**The task**
Copy every line of the material below exactly as it appears.

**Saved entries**
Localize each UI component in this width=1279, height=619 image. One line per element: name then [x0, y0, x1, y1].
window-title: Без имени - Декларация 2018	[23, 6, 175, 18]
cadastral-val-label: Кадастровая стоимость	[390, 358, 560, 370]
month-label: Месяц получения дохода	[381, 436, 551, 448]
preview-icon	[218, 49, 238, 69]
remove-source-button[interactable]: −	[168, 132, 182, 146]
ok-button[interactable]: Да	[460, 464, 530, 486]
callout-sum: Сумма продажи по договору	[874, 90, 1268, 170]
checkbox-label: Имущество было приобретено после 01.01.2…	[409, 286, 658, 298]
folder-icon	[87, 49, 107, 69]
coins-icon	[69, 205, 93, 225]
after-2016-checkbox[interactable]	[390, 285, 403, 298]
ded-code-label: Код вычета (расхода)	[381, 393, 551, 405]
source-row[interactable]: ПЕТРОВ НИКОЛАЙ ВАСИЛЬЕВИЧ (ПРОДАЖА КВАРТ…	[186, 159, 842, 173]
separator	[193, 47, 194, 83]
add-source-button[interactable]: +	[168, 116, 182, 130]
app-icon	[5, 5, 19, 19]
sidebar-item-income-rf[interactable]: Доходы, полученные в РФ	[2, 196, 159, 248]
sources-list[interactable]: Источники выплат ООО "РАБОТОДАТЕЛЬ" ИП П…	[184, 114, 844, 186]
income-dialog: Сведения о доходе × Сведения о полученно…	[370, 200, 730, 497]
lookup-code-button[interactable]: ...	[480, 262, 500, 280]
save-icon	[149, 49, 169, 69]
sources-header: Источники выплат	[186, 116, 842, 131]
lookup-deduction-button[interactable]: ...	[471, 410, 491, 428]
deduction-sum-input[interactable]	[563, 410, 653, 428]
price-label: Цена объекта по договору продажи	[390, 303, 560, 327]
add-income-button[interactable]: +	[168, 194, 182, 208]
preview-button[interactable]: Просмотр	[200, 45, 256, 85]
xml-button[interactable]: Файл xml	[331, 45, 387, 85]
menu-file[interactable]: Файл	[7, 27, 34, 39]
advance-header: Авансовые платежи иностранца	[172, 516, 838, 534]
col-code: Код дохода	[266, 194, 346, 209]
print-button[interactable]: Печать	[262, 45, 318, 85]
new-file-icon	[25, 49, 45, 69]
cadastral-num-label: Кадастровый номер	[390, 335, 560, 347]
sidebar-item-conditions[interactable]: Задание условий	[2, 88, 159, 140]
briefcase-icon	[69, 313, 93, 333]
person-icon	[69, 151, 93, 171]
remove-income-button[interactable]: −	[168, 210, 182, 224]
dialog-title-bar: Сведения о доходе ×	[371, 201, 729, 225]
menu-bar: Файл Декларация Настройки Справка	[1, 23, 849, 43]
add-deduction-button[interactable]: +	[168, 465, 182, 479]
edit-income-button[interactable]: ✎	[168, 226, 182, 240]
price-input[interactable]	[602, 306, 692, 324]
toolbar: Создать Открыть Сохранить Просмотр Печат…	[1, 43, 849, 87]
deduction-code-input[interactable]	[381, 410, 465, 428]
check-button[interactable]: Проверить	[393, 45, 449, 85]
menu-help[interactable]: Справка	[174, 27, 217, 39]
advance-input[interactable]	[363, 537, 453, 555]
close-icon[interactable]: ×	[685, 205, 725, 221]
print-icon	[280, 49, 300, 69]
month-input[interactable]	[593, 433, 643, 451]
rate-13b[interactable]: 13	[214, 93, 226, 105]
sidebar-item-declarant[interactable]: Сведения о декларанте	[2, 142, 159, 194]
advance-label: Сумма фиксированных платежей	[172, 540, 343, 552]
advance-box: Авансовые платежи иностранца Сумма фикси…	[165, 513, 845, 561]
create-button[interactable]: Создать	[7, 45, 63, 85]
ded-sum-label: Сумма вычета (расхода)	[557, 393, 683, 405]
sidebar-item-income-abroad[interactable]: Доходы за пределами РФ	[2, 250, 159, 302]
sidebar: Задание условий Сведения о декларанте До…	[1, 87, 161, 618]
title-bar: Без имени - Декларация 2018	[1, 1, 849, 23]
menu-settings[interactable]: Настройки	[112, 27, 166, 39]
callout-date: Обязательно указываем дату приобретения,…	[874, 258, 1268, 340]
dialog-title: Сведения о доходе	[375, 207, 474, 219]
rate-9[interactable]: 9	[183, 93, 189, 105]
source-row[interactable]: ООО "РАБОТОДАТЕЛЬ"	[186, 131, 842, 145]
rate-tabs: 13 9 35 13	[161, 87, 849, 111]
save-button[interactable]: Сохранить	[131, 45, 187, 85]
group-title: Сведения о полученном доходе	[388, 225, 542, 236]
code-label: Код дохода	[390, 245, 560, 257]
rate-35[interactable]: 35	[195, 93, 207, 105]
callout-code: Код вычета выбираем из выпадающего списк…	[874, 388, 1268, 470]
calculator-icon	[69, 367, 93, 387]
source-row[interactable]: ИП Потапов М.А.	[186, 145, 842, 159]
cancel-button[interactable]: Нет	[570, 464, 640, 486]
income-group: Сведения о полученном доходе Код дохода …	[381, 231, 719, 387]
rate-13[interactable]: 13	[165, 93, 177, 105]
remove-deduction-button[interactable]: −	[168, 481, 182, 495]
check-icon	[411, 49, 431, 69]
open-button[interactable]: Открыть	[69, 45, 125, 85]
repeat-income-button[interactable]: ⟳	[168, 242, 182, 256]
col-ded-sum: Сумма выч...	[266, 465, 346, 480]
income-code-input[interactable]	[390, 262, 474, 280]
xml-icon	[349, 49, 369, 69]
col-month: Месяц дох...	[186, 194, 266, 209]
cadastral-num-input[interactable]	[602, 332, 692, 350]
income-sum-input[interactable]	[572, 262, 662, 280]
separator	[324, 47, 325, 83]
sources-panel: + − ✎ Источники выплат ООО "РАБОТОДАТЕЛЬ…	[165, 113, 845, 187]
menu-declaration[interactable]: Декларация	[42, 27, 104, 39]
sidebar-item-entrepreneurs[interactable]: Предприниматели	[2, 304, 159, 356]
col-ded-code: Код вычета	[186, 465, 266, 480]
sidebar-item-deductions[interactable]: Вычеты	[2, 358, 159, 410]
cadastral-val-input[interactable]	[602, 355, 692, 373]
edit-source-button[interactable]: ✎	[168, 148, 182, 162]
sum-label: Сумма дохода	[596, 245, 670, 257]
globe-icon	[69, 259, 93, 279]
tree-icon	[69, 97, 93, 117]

**Expected output**
Localize each UI component in this width=1279, height=619 image. One line per element: name then [x0, y0, x1, y1].
window-title: Без имени - Декларация 2018	[23, 6, 175, 18]
cadastral-val-label: Кадастровая стоимость	[390, 358, 560, 370]
month-label: Месяц получения дохода	[381, 436, 551, 448]
preview-icon	[218, 49, 238, 69]
remove-source-button[interactable]: −	[168, 132, 182, 146]
ok-button[interactable]: Да	[460, 464, 530, 486]
callout-sum: Сумма продажи по договору	[874, 90, 1268, 170]
checkbox-label: Имущество было приобретено после 01.01.2…	[409, 286, 658, 298]
folder-icon	[87, 49, 107, 69]
coins-icon	[69, 205, 93, 225]
after-2016-checkbox[interactable]	[390, 285, 403, 298]
ded-code-label: Код вычета (расхода)	[381, 393, 551, 405]
source-row[interactable]: ПЕТРОВ НИКОЛАЙ ВАСИЛЬЕВИЧ (ПРОДАЖА КВАРТ…	[186, 159, 842, 173]
separator	[193, 47, 194, 83]
add-source-button[interactable]: +	[168, 116, 182, 130]
app-icon	[5, 5, 19, 19]
sidebar-item-income-rf[interactable]: Доходы, полученные в РФ	[2, 196, 159, 248]
sources-list[interactable]: Источники выплат ООО "РАБОТОДАТЕЛЬ" ИП П…	[184, 114, 844, 186]
income-dialog: Сведения о доходе × Сведения о полученно…	[370, 200, 730, 497]
lookup-code-button[interactable]: ...	[480, 262, 500, 280]
save-icon	[149, 49, 169, 69]
sources-header: Источники выплат	[186, 116, 842, 131]
lookup-deduction-button[interactable]: ...	[471, 410, 491, 428]
deduction-sum-input[interactable]	[563, 410, 653, 428]
price-label: Цена объекта по договору продажи	[390, 303, 560, 327]
add-income-button[interactable]: +	[168, 194, 182, 208]
preview-button[interactable]: Просмотр	[200, 45, 256, 85]
xml-button[interactable]: Файл xml	[331, 45, 387, 85]
menu-file[interactable]: Файл	[7, 27, 34, 39]
advance-header: Авансовые платежи иностранца	[172, 516, 838, 534]
col-code: Код дохода	[266, 194, 346, 209]
print-button[interactable]: Печать	[262, 45, 318, 85]
new-file-icon	[25, 49, 45, 69]
cadastral-num-label: Кадастровый номер	[390, 335, 560, 347]
sidebar-item-conditions[interactable]: Задание условий	[2, 88, 159, 140]
briefcase-icon	[69, 313, 93, 333]
person-icon	[69, 151, 93, 171]
remove-income-button[interactable]: −	[168, 210, 182, 224]
dialog-title-bar: Сведения о доходе ×	[371, 201, 729, 225]
menu-bar: Файл Декларация Настройки Справка	[1, 23, 849, 43]
add-deduction-button[interactable]: +	[168, 465, 182, 479]
edit-income-button[interactable]: ✎	[168, 226, 182, 240]
price-input[interactable]	[602, 306, 692, 324]
toolbar: Создать Открыть Сохранить Просмотр Печат…	[1, 43, 849, 87]
deduction-code-input[interactable]	[381, 410, 465, 428]
check-button[interactable]: Проверить	[393, 45, 449, 85]
menu-help[interactable]: Справка	[174, 27, 217, 39]
advance-input[interactable]	[363, 537, 453, 555]
close-icon[interactable]: ×	[685, 205, 725, 221]
print-icon	[280, 49, 300, 69]
month-input[interactable]	[593, 433, 643, 451]
rate-13b[interactable]: 13	[214, 93, 226, 105]
sidebar-item-declarant[interactable]: Сведения о декларанте	[2, 142, 159, 194]
advance-label: Сумма фиксированных платежей	[172, 540, 343, 552]
advance-box: Авансовые платежи иностранца Сумма фикси…	[165, 513, 845, 561]
create-button[interactable]: Создать	[7, 45, 63, 85]
ded-sum-label: Сумма вычета (расхода)	[557, 393, 683, 405]
sidebar-item-income-abroad[interactable]: Доходы за пределами РФ	[2, 250, 159, 302]
sidebar: Задание условий Сведения о декларанте До…	[1, 87, 161, 618]
title-bar: Без имени - Декларация 2018	[1, 1, 849, 23]
menu-settings[interactable]: Настройки	[112, 27, 166, 39]
callout-date: Обязательно указываем дату приобретения,…	[874, 258, 1268, 340]
dialog-title: Сведения о доходе	[375, 207, 474, 219]
rate-9[interactable]: 9	[183, 93, 189, 105]
source-row[interactable]: ООО "РАБОТОДАТЕЛЬ"	[186, 131, 842, 145]
rate-tabs: 13 9 35 13	[161, 87, 849, 111]
save-button[interactable]: Сохранить	[131, 45, 187, 85]
group-title: Сведения о полученном доходе	[388, 225, 542, 236]
code-label: Код дохода	[390, 245, 560, 257]
rate-35[interactable]: 35	[195, 93, 207, 105]
callout-code: Код вычета выбираем из выпадающего списк…	[874, 388, 1268, 470]
calculator-icon	[69, 367, 93, 387]
source-row[interactable]: ИП Потапов М.А.	[186, 145, 842, 159]
cancel-button[interactable]: Нет	[570, 464, 640, 486]
income-group: Сведения о полученном доходе Код дохода …	[381, 231, 719, 387]
rate-13[interactable]: 13	[165, 93, 177, 105]
remove-deduction-button[interactable]: −	[168, 481, 182, 495]
check-icon	[411, 49, 431, 69]
open-button[interactable]: Открыть	[69, 45, 125, 85]
repeat-income-button[interactable]: ⟳	[168, 242, 182, 256]
col-ded-sum: Сумма выч...	[266, 465, 346, 480]
income-code-input[interactable]	[390, 262, 474, 280]
xml-icon	[349, 49, 369, 69]
col-month: Месяц дох...	[186, 194, 266, 209]
cadastral-num-input[interactable]	[602, 332, 692, 350]
income-sum-input[interactable]	[572, 262, 662, 280]
separator	[324, 47, 325, 83]
sources-panel: + − ✎ Источники выплат ООО "РАБОТОДАТЕЛЬ…	[165, 113, 845, 187]
menu-declaration[interactable]: Декларация	[42, 27, 104, 39]
sidebar-item-entrepreneurs[interactable]: Предприниматели	[2, 304, 159, 356]
col-ded-code: Код вычета	[186, 465, 266, 480]
sidebar-item-deductions[interactable]: Вычеты	[2, 358, 159, 410]
cadastral-val-input[interactable]	[602, 355, 692, 373]
edit-source-button[interactable]: ✎	[168, 148, 182, 162]
sum-label: Сумма дохода	[596, 245, 670, 257]
globe-icon	[69, 259, 93, 279]
tree-icon	[69, 97, 93, 117]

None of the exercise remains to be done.